Task> Select, from the material below, each line with "screenshot" in it.

---

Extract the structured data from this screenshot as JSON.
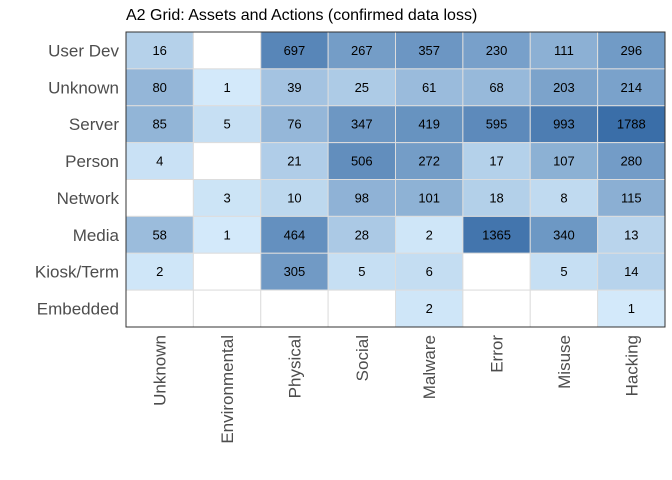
{
  "chart_data": {
    "type": "heatmap",
    "title": "A2 Grid: Assets and Actions (confirmed data loss)",
    "xlabel": "",
    "ylabel": "",
    "x_categories": [
      "Unknown",
      "Environmental",
      "Physical",
      "Social",
      "Malware",
      "Error",
      "Misuse",
      "Hacking"
    ],
    "y_categories": [
      "User Dev",
      "Unknown",
      "Server",
      "Person",
      "Network",
      "Media",
      "Kiosk/Term",
      "Embedded"
    ],
    "values": [
      [
        16,
        null,
        697,
        267,
        357,
        230,
        111,
        296
      ],
      [
        80,
        1,
        39,
        25,
        61,
        68,
        203,
        214
      ],
      [
        85,
        5,
        76,
        347,
        419,
        595,
        993,
        1788
      ],
      [
        4,
        null,
        21,
        506,
        272,
        17,
        107,
        280
      ],
      [
        null,
        3,
        10,
        98,
        101,
        18,
        8,
        115
      ],
      [
        58,
        1,
        464,
        28,
        2,
        1365,
        340,
        13
      ],
      [
        2,
        null,
        305,
        5,
        6,
        null,
        5,
        14
      ],
      [
        null,
        null,
        null,
        null,
        2,
        null,
        null,
        1
      ]
    ],
    "color_low": "#d6ecfc",
    "color_high": "#3a6ea8",
    "empty_color": "#ffffff",
    "grid_color": "#dddddd",
    "border_color": "#333333",
    "x_label_rotation": "vertical"
  }
}
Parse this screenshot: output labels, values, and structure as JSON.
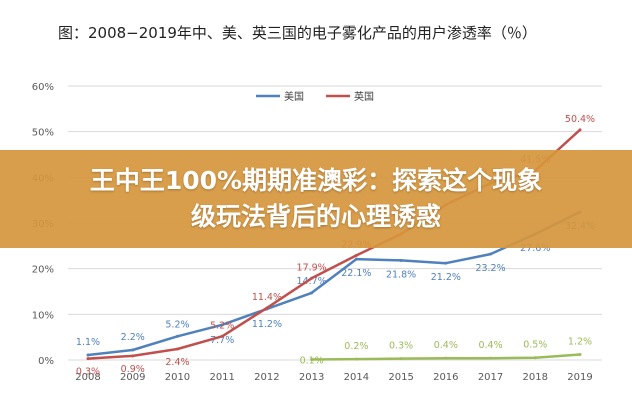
{
  "figure_title": "图：2008−2019年中、美、英三国的电子雾化产品的用户渗透率（％）",
  "banner": {
    "line1": "王中王100%期期准澳彩：探索这个现象",
    "line2": "级玩法背后的心理诱惑"
  },
  "chart_data": {
    "type": "line",
    "title": "",
    "xlabel": "",
    "ylabel": "",
    "ylim": [
      0,
      60
    ],
    "yticks": [
      "0%",
      "10%",
      "20%",
      "30%",
      "40%",
      "50%",
      "60%"
    ],
    "grid": true,
    "legend_position": "top",
    "categories": [
      "2008",
      "2009",
      "2010",
      "2011",
      "2012",
      "2013",
      "2014",
      "2015",
      "2016",
      "2017",
      "2018",
      "2019"
    ],
    "series": [
      {
        "name": "美国",
        "color": "#4f81bd",
        "values": [
          1.1,
          2.2,
          5.2,
          7.7,
          11.2,
          14.7,
          22.1,
          21.8,
          21.2,
          23.2,
          27.6,
          32.4
        ],
        "labels": [
          "1.1%",
          "2.2%",
          "5.2%",
          "7.7%",
          "11.2%",
          "14.7%",
          "22.1%",
          "21.8%",
          "21.2%",
          "23.2%",
          "27.6%",
          "32.4%"
        ]
      },
      {
        "name": "英国",
        "color": "#c0504d",
        "values": [
          0.3,
          0.9,
          2.4,
          5.2,
          11.4,
          17.9,
          22.9,
          27.6,
          34.0,
          38.7,
          41.5,
          50.4
        ],
        "labels": [
          "0.3%",
          "0.9%",
          "2.4%",
          "5.2%",
          "11.4%",
          "17.9%",
          "22.9%",
          "",
          "",
          "38.7%",
          "41.5%",
          "50.4%"
        ]
      },
      {
        "name": "",
        "color": "#9bbb59",
        "values": [
          null,
          null,
          null,
          null,
          null,
          0.1,
          0.2,
          0.3,
          0.4,
          0.4,
          0.5,
          1.2
        ],
        "labels": [
          "",
          "",
          "",
          "",
          "",
          "0.1%",
          "0.2%",
          "0.3%",
          "0.4%",
          "0.4%",
          "0.5%",
          "1.2%"
        ]
      }
    ]
  }
}
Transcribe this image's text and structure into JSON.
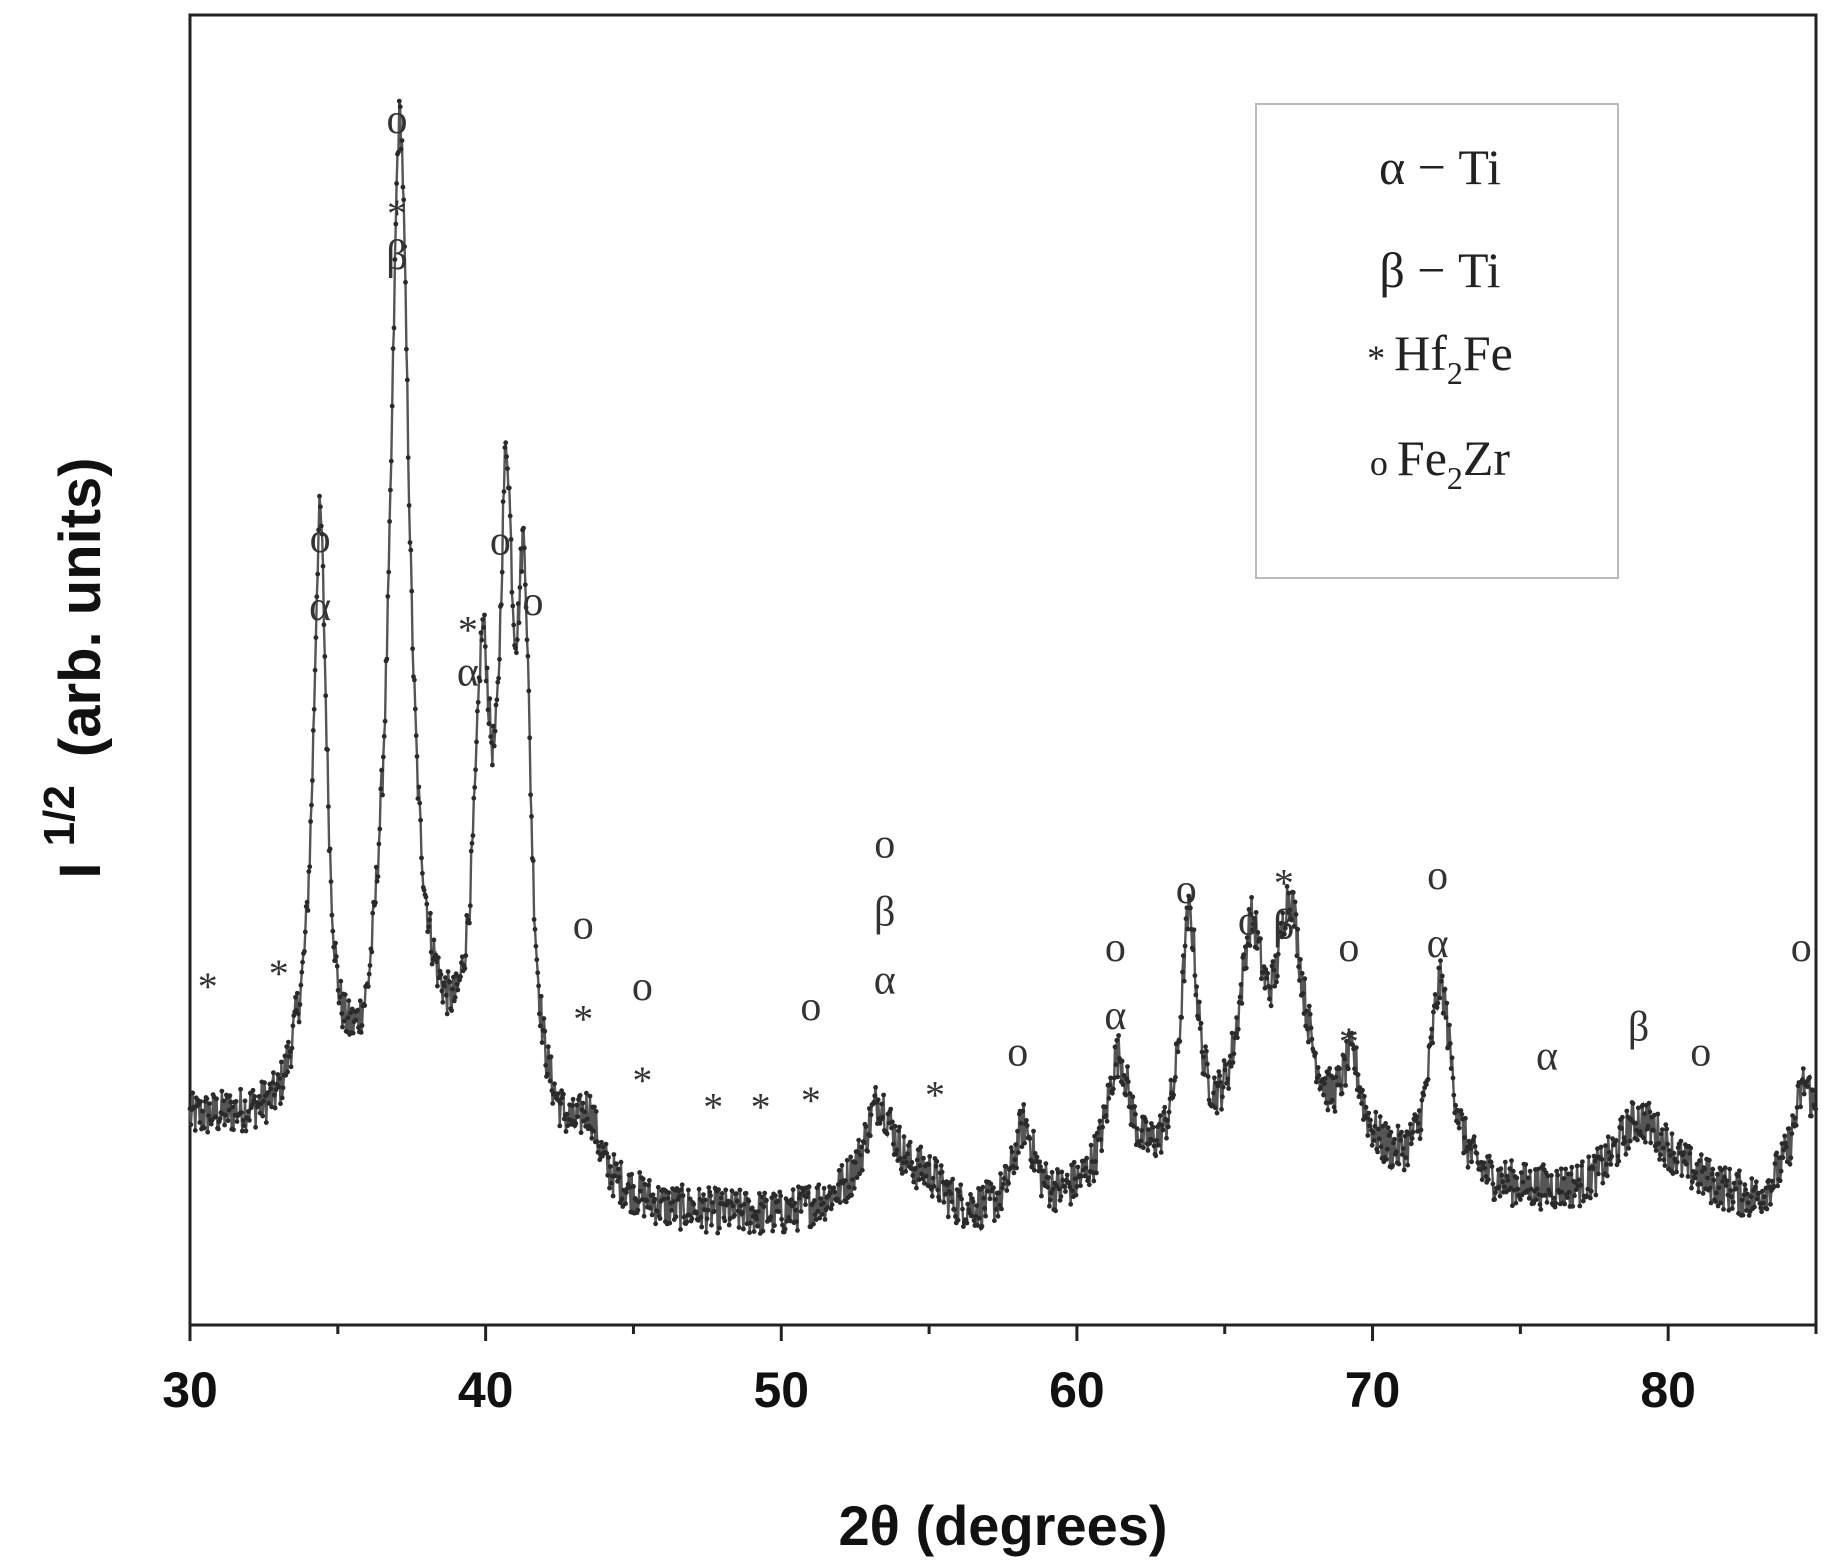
{
  "chart_data": {
    "type": "line",
    "title": "",
    "xlabel": "2θ (degrees)",
    "ylabel": {
      "base": "I",
      "superscript": "1/2",
      "unit": "(arb. units)"
    },
    "xlim": [
      30,
      85
    ],
    "ylim": [
      0,
      1
    ],
    "x_ticks": [
      30,
      40,
      50,
      60,
      70,
      80
    ],
    "x_minor_ticks": [
      35,
      45,
      55,
      65,
      75,
      85
    ],
    "grid": false,
    "legend_position": "top-right",
    "legend": [
      {
        "symbol": "α",
        "label": "α − Ti"
      },
      {
        "symbol": "β",
        "label": "β − Ti"
      },
      {
        "symbol": "*",
        "label": "Hf",
        "sub": "2",
        "tail": "Fe"
      },
      {
        "symbol": "o",
        "label": "Fe",
        "sub": "2",
        "tail": "Zr"
      }
    ],
    "baseline": [
      [
        30,
        0.155
      ],
      [
        31.5,
        0.155
      ],
      [
        33,
        0.155
      ],
      [
        33.6,
        0.18
      ],
      [
        34,
        0.18
      ],
      [
        35,
        0.16
      ],
      [
        36,
        0.165
      ],
      [
        36.4,
        0.2
      ],
      [
        38,
        0.2
      ],
      [
        39,
        0.18
      ],
      [
        39.6,
        0.2
      ],
      [
        42,
        0.14
      ],
      [
        44,
        0.1
      ],
      [
        46,
        0.085
      ],
      [
        50,
        0.08
      ],
      [
        52,
        0.09
      ],
      [
        54,
        0.1
      ],
      [
        56,
        0.08
      ],
      [
        58,
        0.075
      ],
      [
        60,
        0.09
      ],
      [
        62,
        0.1
      ],
      [
        63,
        0.11
      ],
      [
        64.8,
        0.13
      ],
      [
        65.5,
        0.15
      ],
      [
        67.8,
        0.16
      ],
      [
        68.5,
        0.14
      ],
      [
        71,
        0.11
      ],
      [
        74,
        0.1
      ],
      [
        77,
        0.095
      ],
      [
        80,
        0.11
      ],
      [
        83,
        0.09
      ],
      [
        85,
        0.13
      ]
    ],
    "peaks": [
      {
        "pos": 34.4,
        "height": 0.43,
        "width": 0.28
      },
      {
        "pos": 37.1,
        "height": 0.71,
        "width": 0.38
      },
      {
        "pos": 39.9,
        "height": 0.27,
        "width": 0.3
      },
      {
        "pos": 40.7,
        "height": 0.4,
        "width": 0.28
      },
      {
        "pos": 41.3,
        "height": 0.35,
        "width": 0.26
      },
      {
        "pos": 43.5,
        "height": 0.04,
        "width": 0.4
      },
      {
        "pos": 53.3,
        "height": 0.07,
        "width": 0.6
      },
      {
        "pos": 55.0,
        "height": 0.015,
        "width": 0.6
      },
      {
        "pos": 58.2,
        "height": 0.07,
        "width": 0.45
      },
      {
        "pos": 61.4,
        "height": 0.1,
        "width": 0.5
      },
      {
        "pos": 63.8,
        "height": 0.18,
        "width": 0.35
      },
      {
        "pos": 65.9,
        "height": 0.13,
        "width": 0.45
      },
      {
        "pos": 67.2,
        "height": 0.15,
        "width": 0.5
      },
      {
        "pos": 69.3,
        "height": 0.06,
        "width": 0.4
      },
      {
        "pos": 72.3,
        "height": 0.15,
        "width": 0.45
      },
      {
        "pos": 79.0,
        "height": 0.05,
        "width": 1.0
      },
      {
        "pos": 84.6,
        "height": 0.06,
        "width": 0.4
      }
    ],
    "annotations": [
      {
        "x": 30.6,
        "y": 0.268,
        "labels": [
          "*"
        ]
      },
      {
        "x": 33.0,
        "y": 0.278,
        "labels": [
          "*"
        ]
      },
      {
        "x": 34.4,
        "y": 0.59,
        "labels": [
          "o",
          "α"
        ]
      },
      {
        "x": 37.0,
        "y": 0.91,
        "labels": [
          "o",
          "*",
          "β"
        ]
      },
      {
        "x": 39.4,
        "y": 0.54,
        "labels": [
          "*",
          "α"
        ]
      },
      {
        "x": 40.5,
        "y": 0.588,
        "labels": [
          "o"
        ]
      },
      {
        "x": 41.6,
        "y": 0.542,
        "labels": [
          "o"
        ]
      },
      {
        "x": 43.3,
        "y": 0.295,
        "labels": [
          "o",
          "*"
        ]
      },
      {
        "x": 45.3,
        "y": 0.248,
        "labels": [
          "o",
          "*"
        ]
      },
      {
        "x": 47.7,
        "y": 0.176,
        "labels": [
          "*"
        ]
      },
      {
        "x": 49.3,
        "y": 0.176,
        "labels": [
          "*"
        ]
      },
      {
        "x": 51.0,
        "y": 0.233,
        "labels": [
          "o",
          "*"
        ]
      },
      {
        "x": 53.5,
        "y": 0.357,
        "labels": [
          "o",
          "β",
          "α"
        ]
      },
      {
        "x": 55.2,
        "y": 0.185,
        "labels": [
          "*"
        ]
      },
      {
        "x": 58.0,
        "y": 0.198,
        "labels": [
          "o"
        ]
      },
      {
        "x": 61.3,
        "y": 0.278,
        "labels": [
          "o",
          "α"
        ]
      },
      {
        "x": 63.7,
        "y": 0.322,
        "labels": [
          "o"
        ]
      },
      {
        "x": 65.8,
        "y": 0.298,
        "labels": [
          "o"
        ]
      },
      {
        "x": 67.0,
        "y": 0.347,
        "labels": [
          "*",
          "β"
        ]
      },
      {
        "x": 69.2,
        "y": 0.278,
        "labels": [
          "o",
          "*"
        ]
      },
      {
        "x": 72.2,
        "y": 0.333,
        "labels": [
          "o",
          "α"
        ]
      },
      {
        "x": 75.9,
        "y": 0.195,
        "labels": [
          "α"
        ]
      },
      {
        "x": 79.0,
        "y": 0.217,
        "labels": [
          "β"
        ]
      },
      {
        "x": 81.1,
        "y": 0.198,
        "labels": [
          "o"
        ]
      },
      {
        "x": 84.5,
        "y": 0.278,
        "labels": [
          "o"
        ]
      }
    ]
  }
}
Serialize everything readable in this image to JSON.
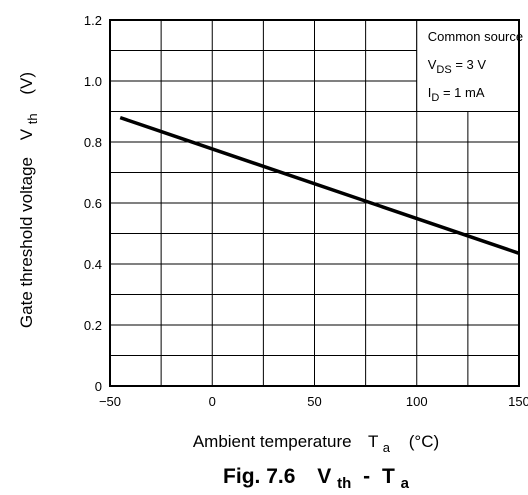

---

Solution for this task>
Extract the structured data from this screenshot as JSON.
Parse this screenshot: output labels, values, and structure as JSON.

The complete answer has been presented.